## Extracted information
☆ ☆ ☆ ☆ ☆ ☆ ☆
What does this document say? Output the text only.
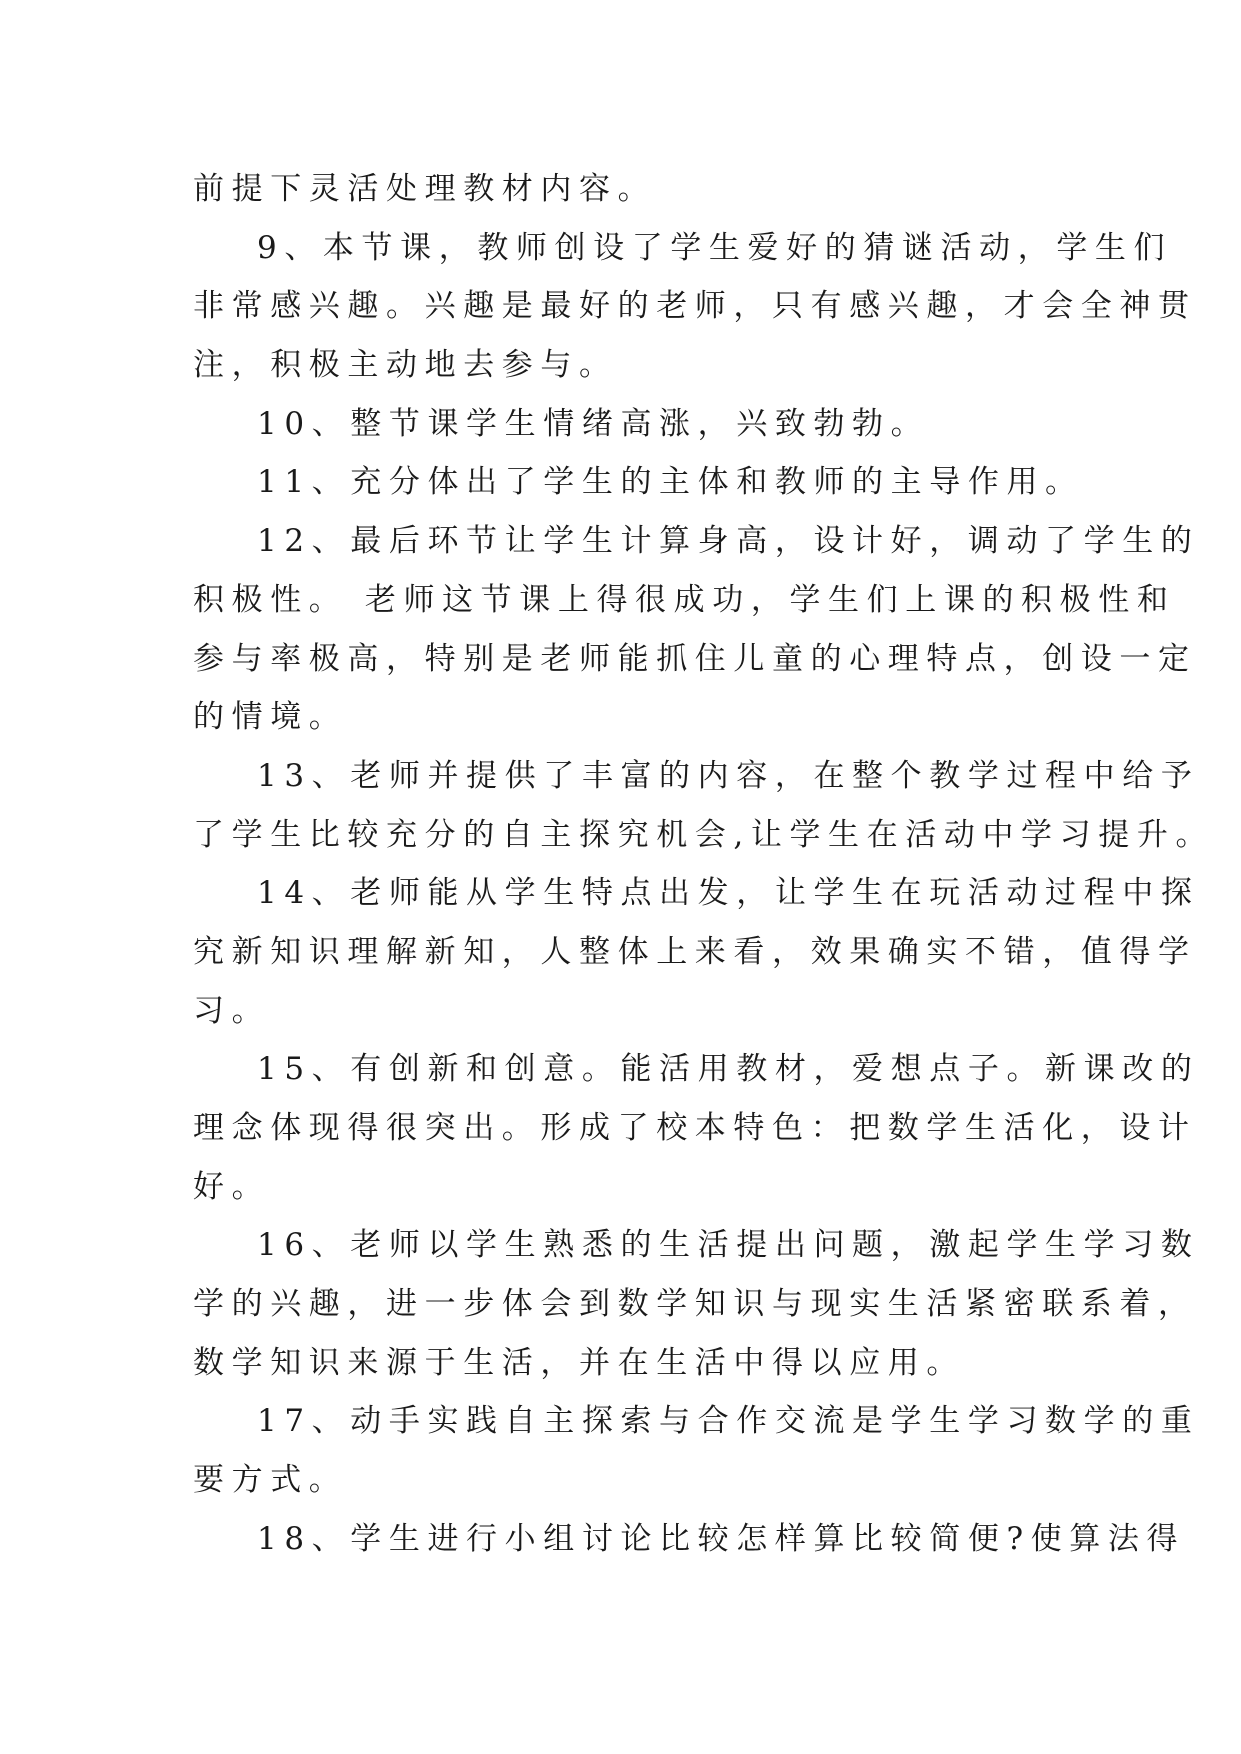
前提下灵活处理教材内容。
9、本节课，教师创设了学生爱好的猜谜活动，学生们
非常感兴趣。兴趣是最好的老师，只有感兴趣，才会全神贯
注，积极主动地去参与。
10、整节课学生情绪高涨，兴致勃勃。
11、充分体出了学生的主体和教师的主导作用。
12、最后环节让学生计算身高，设计好，调动了学生的
积极性。 老师这节课上得很成功，学生们上课的积极性和
参与率极高，特别是老师能抓住儿童的心理特点，创设一定
的情境。
13、老师并提供了丰富的内容，在整个教学过程中给予
了学生比较充分的自主探究机会,让学生在活动中学习提升。
14、老师能从学生特点出发，让学生在玩活动过程中探
究新知识理解新知，人整体上来看，效果确实不错，值得学
习。
15、有创新和创意。能活用教材，爱想点子。新课改的
理念体现得很突出。形成了校本特色：把数学生活化，设计
好。
16、老师以学生熟悉的生活提出问题，激起学生学习数
学的兴趣，进一步体会到数学知识与现实生活紧密联系着，
数学知识来源于生活，并在生活中得以应用。
17、动手实践自主探索与合作交流是学生学习数学的重
要方式。
18、学生进行小组讨论比较怎样算比较简便?使算法得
☆ ☆ ☆ ☆ ☆ ☆ ☆
## Exercise details
Reproduce each line word for word and drop the pictures.

## Solution to the exercise
What does this document say? Output the text only.
前提下灵活处理教材内容。
9、本节课，教师创设了学生爱好的猜谜活动，学生们
非常感兴趣。兴趣是最好的老师，只有感兴趣，才会全神贯
注，积极主动地去参与。
10、整节课学生情绪高涨，兴致勃勃。
11、充分体出了学生的主体和教师的主导作用。
12、最后环节让学生计算身高，设计好，调动了学生的
积极性。 老师这节课上得很成功，学生们上课的积极性和
参与率极高，特别是老师能抓住儿童的心理特点，创设一定
的情境。
13、老师并提供了丰富的内容，在整个教学过程中给予
了学生比较充分的自主探究机会,让学生在活动中学习提升。
14、老师能从学生特点出发，让学生在玩活动过程中探
究新知识理解新知，人整体上来看，效果确实不错，值得学
习。
15、有创新和创意。能活用教材，爱想点子。新课改的
理念体现得很突出。形成了校本特色：把数学生活化，设计
好。
16、老师以学生熟悉的生活提出问题，激起学生学习数
学的兴趣，进一步体会到数学知识与现实生活紧密联系着，
数学知识来源于生活，并在生活中得以应用。
17、动手实践自主探索与合作交流是学生学习数学的重
要方式。
18、学生进行小组讨论比较怎样算比较简便?使算法得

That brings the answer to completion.